(Chart and figure data)
____________________
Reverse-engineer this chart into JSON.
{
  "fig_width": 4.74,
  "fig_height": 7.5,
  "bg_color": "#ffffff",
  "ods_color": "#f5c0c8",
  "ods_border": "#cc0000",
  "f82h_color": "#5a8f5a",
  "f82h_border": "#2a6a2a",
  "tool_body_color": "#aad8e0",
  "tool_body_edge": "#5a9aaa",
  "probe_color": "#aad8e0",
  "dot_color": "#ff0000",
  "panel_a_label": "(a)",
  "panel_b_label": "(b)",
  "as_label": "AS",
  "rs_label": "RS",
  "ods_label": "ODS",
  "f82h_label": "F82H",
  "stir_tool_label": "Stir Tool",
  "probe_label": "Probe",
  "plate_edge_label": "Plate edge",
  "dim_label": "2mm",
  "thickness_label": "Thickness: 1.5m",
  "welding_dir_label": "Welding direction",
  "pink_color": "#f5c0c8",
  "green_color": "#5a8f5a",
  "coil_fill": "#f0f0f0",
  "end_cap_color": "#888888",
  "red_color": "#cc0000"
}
____________________
Retype the data exactly as given.

- _Finished exercise_
Reverse-engineer this chart into JSON.
{
  "fig_width": 4.74,
  "fig_height": 7.5,
  "bg_color": "#ffffff",
  "ods_color": "#f5c0c8",
  "ods_border": "#cc0000",
  "f82h_color": "#5a8f5a",
  "f82h_border": "#2a6a2a",
  "tool_body_color": "#aad8e0",
  "tool_body_edge": "#5a9aaa",
  "probe_color": "#aad8e0",
  "dot_color": "#ff0000",
  "panel_a_label": "(a)",
  "panel_b_label": "(b)",
  "as_label": "AS",
  "rs_label": "RS",
  "ods_label": "ODS",
  "f82h_label": "F82H",
  "stir_tool_label": "Stir Tool",
  "probe_label": "Probe",
  "plate_edge_label": "Plate edge",
  "dim_label": "2mm",
  "thickness_label": "Thickness: 1.5m",
  "welding_dir_label": "Welding direction",
  "pink_color": "#f5c0c8",
  "green_color": "#5a8f5a",
  "coil_fill": "#f0f0f0",
  "end_cap_color": "#888888",
  "red_color": "#cc0000"
}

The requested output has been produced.